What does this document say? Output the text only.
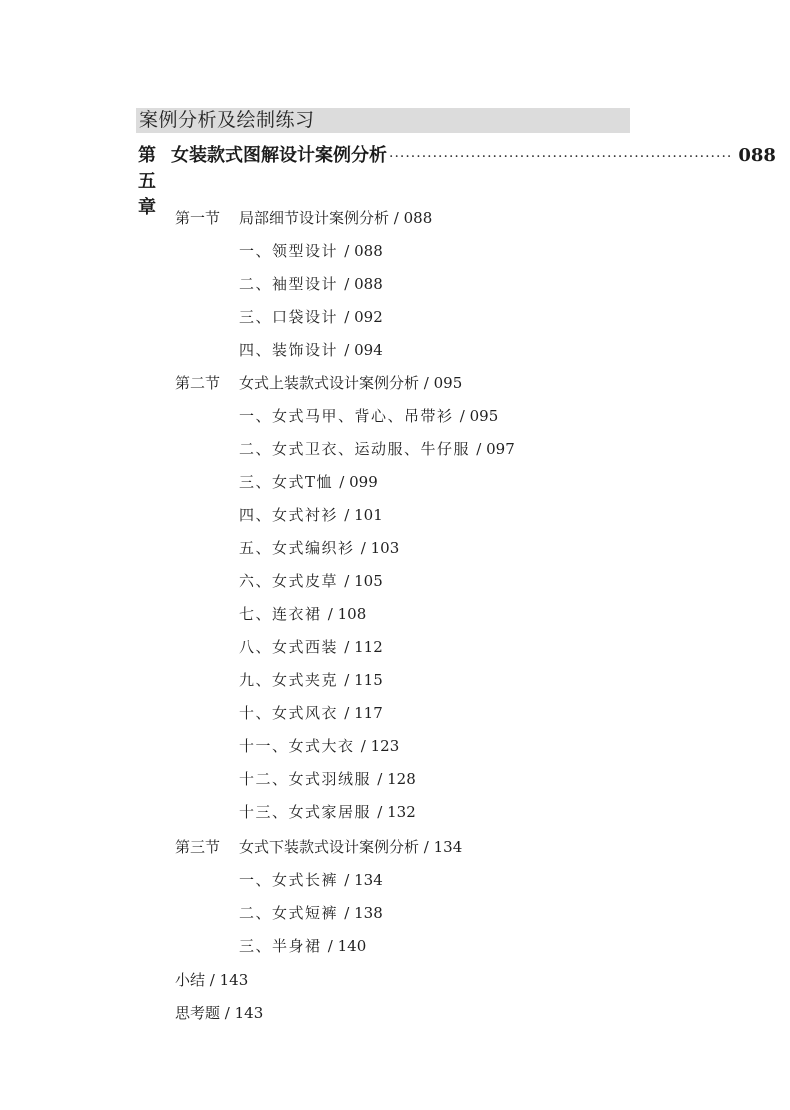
案例分析及绘制练习
第五章
女装款式图解设计案例分析 ······························································· 088
第一节 局部细节设计案例分析 / 088
一、领型设计 / 088
二、袖型设计 / 088
三、口袋设计 / 092
四、装饰设计 / 094
第二节 女式上装款式设计案例分析 / 095
一、女式马甲、背心、吊带衫 / 095
二、女式卫衣、运动服、牛仔服 / 097
三、女式T恤 / 099
四、女式衬衫 / 101
五、女式编织衫 / 103
六、女式皮草 / 105
七、连衣裙 / 108
八、女式西装 / 112
九、女式夹克 / 115
十、女式风衣 / 117
十一、女式大衣 / 123
十二、女式羽绒服 / 128
十三、女式家居服 / 132
第三节 女式下装款式设计案例分析 / 134
一、女式长裤 / 134
二、女式短裤 / 138
三、半身裙 / 140
小结 / 143
思考题 / 143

Work to be completed = All of the lines above should be retyped precisely, apart from the pictures.

Output for this task =
What does this document say? Output the text only.
案例分析及绘制练习
第五章
女装款式图解设计案例分析 ······························································· 088
第一节 局部细节设计案例分析 / 088
一、领型设计 / 088
二、袖型设计 / 088
三、口袋设计 / 092
四、装饰设计 / 094
第二节 女式上装款式设计案例分析 / 095
一、女式马甲、背心、吊带衫 / 095
二、女式卫衣、运动服、牛仔服 / 097
三、女式T恤 / 099
四、女式衬衫 / 101
五、女式编织衫 / 103
六、女式皮草 / 105
七、连衣裙 / 108
八、女式西装 / 112
九、女式夹克 / 115
十、女式风衣 / 117
十一、女式大衣 / 123
十二、女式羽绒服 / 128
十三、女式家居服 / 132
第三节 女式下装款式设计案例分析 / 134
一、女式长裤 / 134
二、女式短裤 / 138
三、半身裙 / 140
小结 / 143
思考题 / 143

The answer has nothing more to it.